▶ **Exercise details**:
Below are records; extract exactly the lines from the one containing "Read out every word on this page." through the last, both included, and keep the pictures out.
** start **
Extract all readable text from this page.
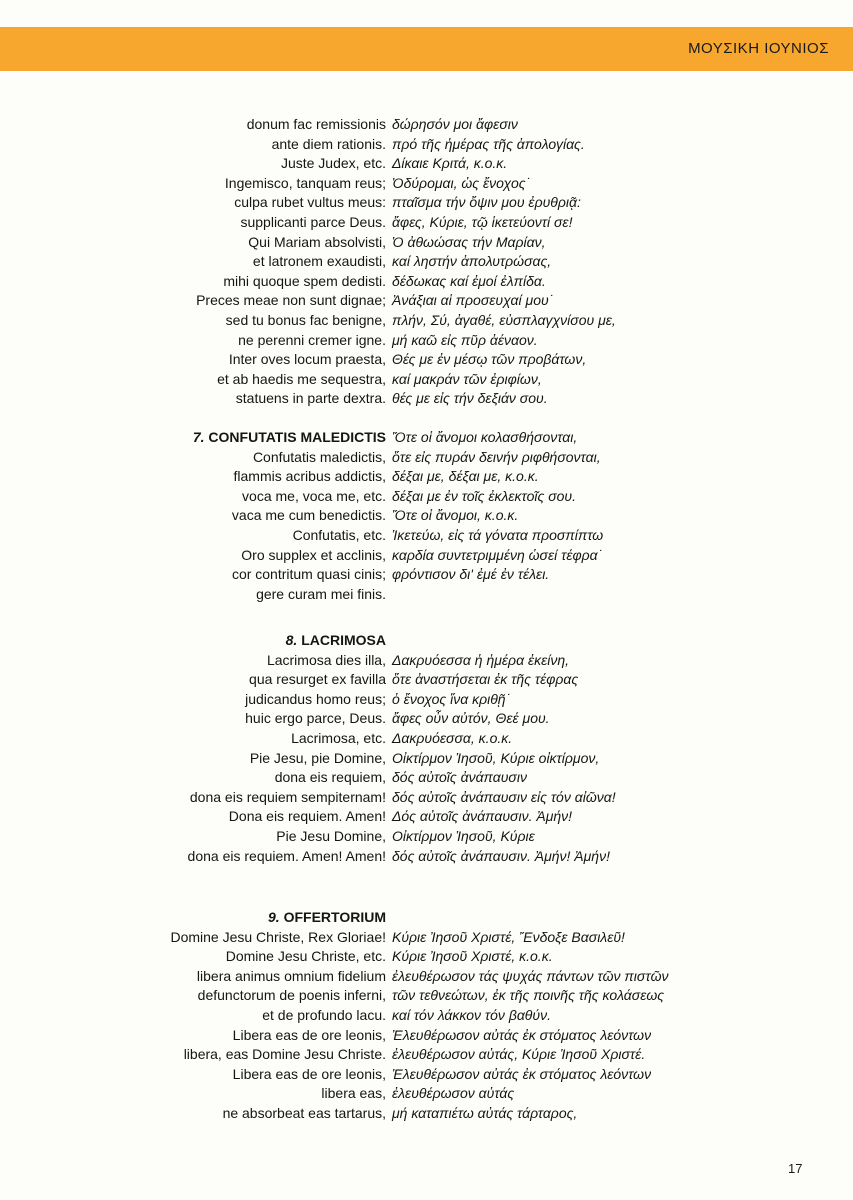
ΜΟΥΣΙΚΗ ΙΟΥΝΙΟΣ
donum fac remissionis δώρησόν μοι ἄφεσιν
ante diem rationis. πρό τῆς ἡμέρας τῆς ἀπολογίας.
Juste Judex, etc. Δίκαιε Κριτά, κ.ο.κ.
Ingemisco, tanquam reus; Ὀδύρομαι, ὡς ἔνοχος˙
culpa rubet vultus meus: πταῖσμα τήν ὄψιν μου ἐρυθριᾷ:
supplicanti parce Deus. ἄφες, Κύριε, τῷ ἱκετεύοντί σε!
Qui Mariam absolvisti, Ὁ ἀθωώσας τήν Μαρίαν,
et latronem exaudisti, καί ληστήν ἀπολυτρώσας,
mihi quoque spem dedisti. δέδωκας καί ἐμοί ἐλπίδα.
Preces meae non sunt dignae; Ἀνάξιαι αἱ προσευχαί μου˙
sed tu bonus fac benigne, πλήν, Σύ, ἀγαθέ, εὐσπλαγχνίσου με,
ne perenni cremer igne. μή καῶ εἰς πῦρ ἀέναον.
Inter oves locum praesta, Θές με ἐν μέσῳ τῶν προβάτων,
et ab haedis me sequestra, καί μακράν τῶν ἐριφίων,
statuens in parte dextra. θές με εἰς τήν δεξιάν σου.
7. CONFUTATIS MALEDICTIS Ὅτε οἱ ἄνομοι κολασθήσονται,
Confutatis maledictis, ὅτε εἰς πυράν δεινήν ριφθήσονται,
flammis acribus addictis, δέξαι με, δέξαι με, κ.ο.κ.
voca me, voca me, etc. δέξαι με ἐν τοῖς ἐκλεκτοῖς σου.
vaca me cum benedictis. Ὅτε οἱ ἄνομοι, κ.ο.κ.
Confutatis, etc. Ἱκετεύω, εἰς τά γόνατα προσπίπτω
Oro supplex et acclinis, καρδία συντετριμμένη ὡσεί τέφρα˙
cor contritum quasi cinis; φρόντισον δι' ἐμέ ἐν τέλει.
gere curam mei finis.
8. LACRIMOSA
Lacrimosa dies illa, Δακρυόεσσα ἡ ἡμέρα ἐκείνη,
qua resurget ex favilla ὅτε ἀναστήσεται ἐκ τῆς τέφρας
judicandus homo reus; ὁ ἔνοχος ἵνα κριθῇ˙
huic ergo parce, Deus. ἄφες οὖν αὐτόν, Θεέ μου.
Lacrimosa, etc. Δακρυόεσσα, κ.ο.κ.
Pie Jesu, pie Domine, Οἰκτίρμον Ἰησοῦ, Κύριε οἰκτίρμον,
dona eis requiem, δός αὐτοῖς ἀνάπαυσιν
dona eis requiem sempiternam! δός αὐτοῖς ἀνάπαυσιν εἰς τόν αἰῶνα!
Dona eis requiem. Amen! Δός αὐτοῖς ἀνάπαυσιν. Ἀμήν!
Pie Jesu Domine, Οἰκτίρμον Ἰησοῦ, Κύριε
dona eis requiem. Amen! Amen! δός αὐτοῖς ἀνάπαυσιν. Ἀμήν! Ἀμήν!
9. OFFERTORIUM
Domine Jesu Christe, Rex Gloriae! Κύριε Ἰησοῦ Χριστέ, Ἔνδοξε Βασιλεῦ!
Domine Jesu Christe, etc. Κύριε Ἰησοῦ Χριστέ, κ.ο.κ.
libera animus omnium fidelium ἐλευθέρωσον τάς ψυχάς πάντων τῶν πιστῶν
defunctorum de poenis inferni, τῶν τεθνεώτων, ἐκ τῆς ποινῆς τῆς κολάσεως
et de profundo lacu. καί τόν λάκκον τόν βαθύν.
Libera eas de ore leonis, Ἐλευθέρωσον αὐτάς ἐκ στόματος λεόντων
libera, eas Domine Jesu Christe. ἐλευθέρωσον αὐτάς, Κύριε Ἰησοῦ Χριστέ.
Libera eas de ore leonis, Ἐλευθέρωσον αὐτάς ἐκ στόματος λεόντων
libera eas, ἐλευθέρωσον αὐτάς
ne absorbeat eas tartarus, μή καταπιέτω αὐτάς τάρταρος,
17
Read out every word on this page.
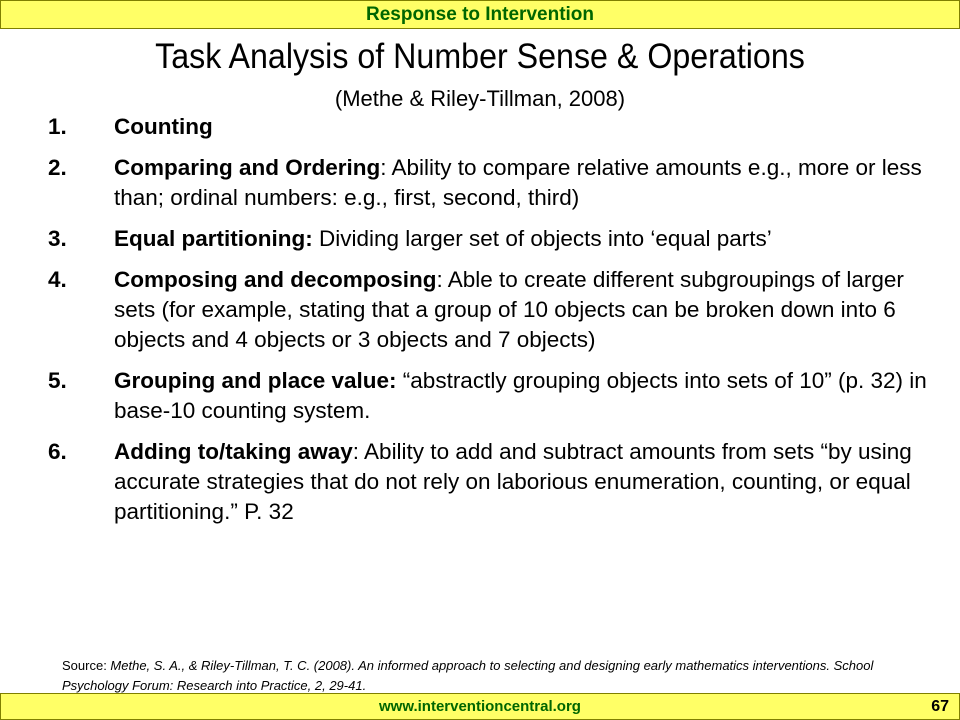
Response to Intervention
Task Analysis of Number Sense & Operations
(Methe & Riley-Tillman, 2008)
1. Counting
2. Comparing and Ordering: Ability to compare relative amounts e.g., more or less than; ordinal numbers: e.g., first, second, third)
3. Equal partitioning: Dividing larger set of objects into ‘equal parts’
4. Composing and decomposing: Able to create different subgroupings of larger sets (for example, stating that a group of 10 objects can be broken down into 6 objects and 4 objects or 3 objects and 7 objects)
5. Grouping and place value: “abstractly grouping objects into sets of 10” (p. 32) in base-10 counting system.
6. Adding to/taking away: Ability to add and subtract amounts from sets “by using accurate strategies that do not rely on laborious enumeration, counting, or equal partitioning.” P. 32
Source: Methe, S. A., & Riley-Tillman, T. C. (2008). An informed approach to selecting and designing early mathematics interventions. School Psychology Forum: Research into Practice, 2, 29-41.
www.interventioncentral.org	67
** end **
▶ **Solution for this problem**:
Read out every word on this page.
Response to Intervention
Task Analysis of Number Sense & Operations
(Methe & Riley-Tillman, 2008)
1. Counting
2. Comparing and Ordering: Ability to compare relative amounts e.g., more or less than; ordinal numbers: e.g., first, second, third)
3. Equal partitioning: Dividing larger set of objects into ‘equal parts’
4. Composing and decomposing: Able to create different subgroupings of larger sets (for example, stating that a group of 10 objects can be broken down into 6 objects and 4 objects or 3 objects and 7 objects)
5. Grouping and place value: “abstractly grouping objects into sets of 10” (p. 32) in base-10 counting system.
6. Adding to/taking away: Ability to add and subtract amounts from sets “by using accurate strategies that do not rely on laborious enumeration, counting, or equal partitioning.” P. 32
Source: Methe, S. A., & Riley-Tillman, T. C. (2008). An informed approach to selecting and designing early mathematics interventions. School Psychology Forum: Research into Practice, 2, 29-41.
www.interventioncentral.org	67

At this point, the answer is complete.